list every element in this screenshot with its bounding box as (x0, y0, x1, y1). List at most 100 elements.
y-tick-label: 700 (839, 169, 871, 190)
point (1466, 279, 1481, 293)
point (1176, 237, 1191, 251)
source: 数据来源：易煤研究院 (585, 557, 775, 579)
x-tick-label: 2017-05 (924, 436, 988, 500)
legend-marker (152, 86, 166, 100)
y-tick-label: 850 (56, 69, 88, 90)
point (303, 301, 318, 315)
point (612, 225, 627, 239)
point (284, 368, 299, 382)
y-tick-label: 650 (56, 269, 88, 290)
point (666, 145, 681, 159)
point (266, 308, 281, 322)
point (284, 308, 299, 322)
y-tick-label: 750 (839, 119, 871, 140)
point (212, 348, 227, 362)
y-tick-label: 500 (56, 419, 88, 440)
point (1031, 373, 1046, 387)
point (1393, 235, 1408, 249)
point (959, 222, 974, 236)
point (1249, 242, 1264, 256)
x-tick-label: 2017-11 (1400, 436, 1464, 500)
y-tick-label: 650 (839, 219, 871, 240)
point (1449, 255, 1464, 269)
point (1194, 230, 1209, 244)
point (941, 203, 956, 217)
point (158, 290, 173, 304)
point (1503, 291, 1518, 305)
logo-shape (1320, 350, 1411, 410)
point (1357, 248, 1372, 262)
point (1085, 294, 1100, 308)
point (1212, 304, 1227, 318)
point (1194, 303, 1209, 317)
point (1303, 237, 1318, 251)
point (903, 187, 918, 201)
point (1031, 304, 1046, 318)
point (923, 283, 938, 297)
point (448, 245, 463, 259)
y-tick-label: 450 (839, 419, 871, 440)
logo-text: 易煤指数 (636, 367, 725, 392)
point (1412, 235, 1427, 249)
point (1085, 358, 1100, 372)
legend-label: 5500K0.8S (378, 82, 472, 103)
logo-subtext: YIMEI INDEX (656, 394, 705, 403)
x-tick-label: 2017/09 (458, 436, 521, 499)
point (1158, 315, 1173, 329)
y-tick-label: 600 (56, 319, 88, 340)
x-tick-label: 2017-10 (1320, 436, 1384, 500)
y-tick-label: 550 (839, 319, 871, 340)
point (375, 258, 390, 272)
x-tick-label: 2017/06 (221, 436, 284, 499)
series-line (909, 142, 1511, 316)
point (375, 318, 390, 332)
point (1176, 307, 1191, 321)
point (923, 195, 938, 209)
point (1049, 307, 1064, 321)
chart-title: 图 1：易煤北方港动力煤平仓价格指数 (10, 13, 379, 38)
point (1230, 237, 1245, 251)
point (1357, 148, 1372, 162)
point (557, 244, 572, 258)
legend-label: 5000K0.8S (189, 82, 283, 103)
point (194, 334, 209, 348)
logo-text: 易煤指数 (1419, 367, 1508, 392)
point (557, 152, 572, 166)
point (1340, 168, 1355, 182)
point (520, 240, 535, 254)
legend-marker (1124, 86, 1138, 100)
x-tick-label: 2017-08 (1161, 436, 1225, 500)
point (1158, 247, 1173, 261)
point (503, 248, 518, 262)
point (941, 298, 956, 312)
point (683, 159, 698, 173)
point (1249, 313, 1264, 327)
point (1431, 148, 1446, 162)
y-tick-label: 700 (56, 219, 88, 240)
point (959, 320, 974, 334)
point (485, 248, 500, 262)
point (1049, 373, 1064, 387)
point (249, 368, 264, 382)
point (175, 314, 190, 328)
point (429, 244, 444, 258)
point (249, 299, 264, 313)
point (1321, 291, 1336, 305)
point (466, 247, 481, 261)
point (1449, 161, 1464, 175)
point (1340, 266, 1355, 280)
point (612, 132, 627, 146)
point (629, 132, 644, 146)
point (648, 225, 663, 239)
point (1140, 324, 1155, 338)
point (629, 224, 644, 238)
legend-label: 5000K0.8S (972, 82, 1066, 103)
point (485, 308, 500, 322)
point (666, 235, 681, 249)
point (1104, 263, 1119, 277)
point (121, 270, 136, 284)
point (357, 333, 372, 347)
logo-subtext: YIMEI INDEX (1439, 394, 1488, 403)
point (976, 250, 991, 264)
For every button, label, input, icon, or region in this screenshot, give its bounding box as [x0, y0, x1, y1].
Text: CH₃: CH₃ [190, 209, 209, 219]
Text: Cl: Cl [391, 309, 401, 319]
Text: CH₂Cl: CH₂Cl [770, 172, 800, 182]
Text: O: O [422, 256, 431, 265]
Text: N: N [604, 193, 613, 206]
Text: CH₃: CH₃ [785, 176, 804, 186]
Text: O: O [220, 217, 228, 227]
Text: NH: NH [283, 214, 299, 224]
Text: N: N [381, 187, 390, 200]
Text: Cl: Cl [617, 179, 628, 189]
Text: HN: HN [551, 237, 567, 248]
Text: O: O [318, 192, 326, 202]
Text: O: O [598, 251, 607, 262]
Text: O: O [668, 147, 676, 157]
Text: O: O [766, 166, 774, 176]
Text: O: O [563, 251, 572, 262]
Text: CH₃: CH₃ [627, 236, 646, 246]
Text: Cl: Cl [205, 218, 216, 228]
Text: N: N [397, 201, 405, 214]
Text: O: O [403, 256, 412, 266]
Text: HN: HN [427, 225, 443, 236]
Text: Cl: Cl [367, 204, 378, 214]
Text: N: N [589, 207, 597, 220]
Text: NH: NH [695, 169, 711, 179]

== == ==

§ TASK STATEMENT: Reproduce all of the records above in full, replacing every occurrence of "bounding box" with "enclosing rectangle" and leaving everything else unaltered.

§ EXERCISE ANSWER:
list every element in this screenshot with its enclosing rectangle as (x0, y0, x1, y1). List at most 100 elements.
y-tick-label: 700 (839, 169, 871, 190)
point (1466, 279, 1481, 293)
point (1176, 237, 1191, 251)
source: 数据来源：易煤研究院 (585, 557, 775, 579)
x-tick-label: 2017-05 (924, 436, 988, 500)
legend-marker (152, 86, 166, 100)
y-tick-label: 850 (56, 69, 88, 90)
point (303, 301, 318, 315)
point (612, 225, 627, 239)
point (284, 368, 299, 382)
y-tick-label: 650 (56, 269, 88, 290)
point (666, 145, 681, 159)
point (266, 308, 281, 322)
point (284, 308, 299, 322)
y-tick-label: 750 (839, 119, 871, 140)
point (212, 348, 227, 362)
y-tick-label: 500 (56, 419, 88, 440)
point (1031, 373, 1046, 387)
point (1393, 235, 1408, 249)
point (959, 222, 974, 236)
point (1249, 242, 1264, 256)
x-tick-label: 2017-11 (1400, 436, 1464, 500)
y-tick-label: 650 (839, 219, 871, 240)
point (1449, 255, 1464, 269)
point (1194, 230, 1209, 244)
point (941, 203, 956, 217)
point (158, 290, 173, 304)
point (1503, 291, 1518, 305)
logo-shape (1320, 350, 1411, 410)
point (1357, 248, 1372, 262)
point (1085, 294, 1100, 308)
point (1212, 304, 1227, 318)
point (1194, 303, 1209, 317)
point (1303, 237, 1318, 251)
point (903, 187, 918, 201)
point (1031, 304, 1046, 318)
point (923, 283, 938, 297)
point (448, 245, 463, 259)
y-tick-label: 450 (839, 419, 871, 440)
logo-text: 易煤指数 (636, 367, 725, 392)
point (1412, 235, 1427, 249)
point (1085, 358, 1100, 372)
legend-label: 5500K0.8S (378, 82, 472, 103)
logo-subtext: YIMEI INDEX (656, 394, 705, 403)
x-tick-label: 2017/09 (458, 436, 521, 499)
point (1158, 315, 1173, 329)
y-tick-label: 600 (56, 319, 88, 340)
x-tick-label: 2017-10 (1320, 436, 1384, 500)
y-tick-label: 550 (839, 319, 871, 340)
point (375, 258, 390, 272)
x-tick-label: 2017/06 (221, 436, 284, 499)
series-line (909, 142, 1511, 316)
point (375, 318, 390, 332)
point (1176, 307, 1191, 321)
point (923, 195, 938, 209)
point (1049, 307, 1064, 321)
chart-title: 图 1：易煤北方港动力煤平仓价格指数 (10, 13, 379, 38)
point (1230, 237, 1245, 251)
point (1357, 148, 1372, 162)
point (557, 244, 572, 258)
legend-label: 5000K0.8S (189, 82, 283, 103)
point (194, 334, 209, 348)
logo-text: 易煤指数 (1419, 367, 1508, 392)
point (557, 152, 572, 166)
point (1340, 168, 1355, 182)
point (520, 240, 535, 254)
legend-marker (1124, 86, 1138, 100)
x-tick-label: 2017-08 (1161, 436, 1225, 500)
point (1158, 247, 1173, 261)
point (503, 248, 518, 262)
point (941, 298, 956, 312)
point (683, 159, 698, 173)
point (1249, 313, 1264, 327)
point (1431, 148, 1446, 162)
y-tick-label: 700 (56, 219, 88, 240)
point (959, 320, 974, 334)
point (485, 248, 500, 262)
point (1049, 373, 1064, 387)
point (249, 368, 264, 382)
point (175, 314, 190, 328)
point (429, 244, 444, 258)
point (249, 299, 264, 313)
point (1321, 291, 1336, 305)
point (466, 247, 481, 261)
point (1449, 161, 1464, 175)
point (1340, 266, 1355, 280)
point (612, 132, 627, 146)
point (629, 132, 644, 146)
point (648, 225, 663, 239)
point (1140, 324, 1155, 338)
point (629, 224, 644, 238)
legend-label: 5000K0.8S (972, 82, 1066, 103)
point (485, 308, 500, 322)
point (666, 235, 681, 249)
point (1104, 263, 1119, 277)
point (121, 270, 136, 284)
point (357, 333, 372, 347)
logo-subtext: YIMEI INDEX (1439, 394, 1488, 403)
point (976, 250, 991, 264)
For every button, label, input, icon, or region in this screenshot, give its enclosing rectangle as [x0, y0, x1, y1].
Text: CH₃: CH₃ [190, 209, 209, 219]
Text: Cl: Cl [391, 309, 401, 319]
Text: CH₂Cl: CH₂Cl [770, 172, 800, 182]
Text: O: O [422, 256, 431, 265]
Text: N: N [604, 193, 613, 206]
Text: CH₃: CH₃ [785, 176, 804, 186]
Text: O: O [220, 217, 228, 227]
Text: NH: NH [283, 214, 299, 224]
Text: N: N [381, 187, 390, 200]
Text: Cl: Cl [617, 179, 628, 189]
Text: HN: HN [551, 237, 567, 248]
Text: O: O [318, 192, 326, 202]
Text: O: O [598, 251, 607, 262]
Text: O: O [668, 147, 676, 157]
Text: O: O [766, 166, 774, 176]
Text: O: O [563, 251, 572, 262]
Text: CH₃: CH₃ [627, 236, 646, 246]
Text: Cl: Cl [205, 218, 216, 228]
Text: N: N [397, 201, 405, 214]
Text: O: O [403, 256, 412, 266]
Text: HN: HN [427, 225, 443, 236]
Text: Cl: Cl [367, 204, 378, 214]
Text: N: N [589, 207, 597, 220]
Text: NH: NH [695, 169, 711, 179]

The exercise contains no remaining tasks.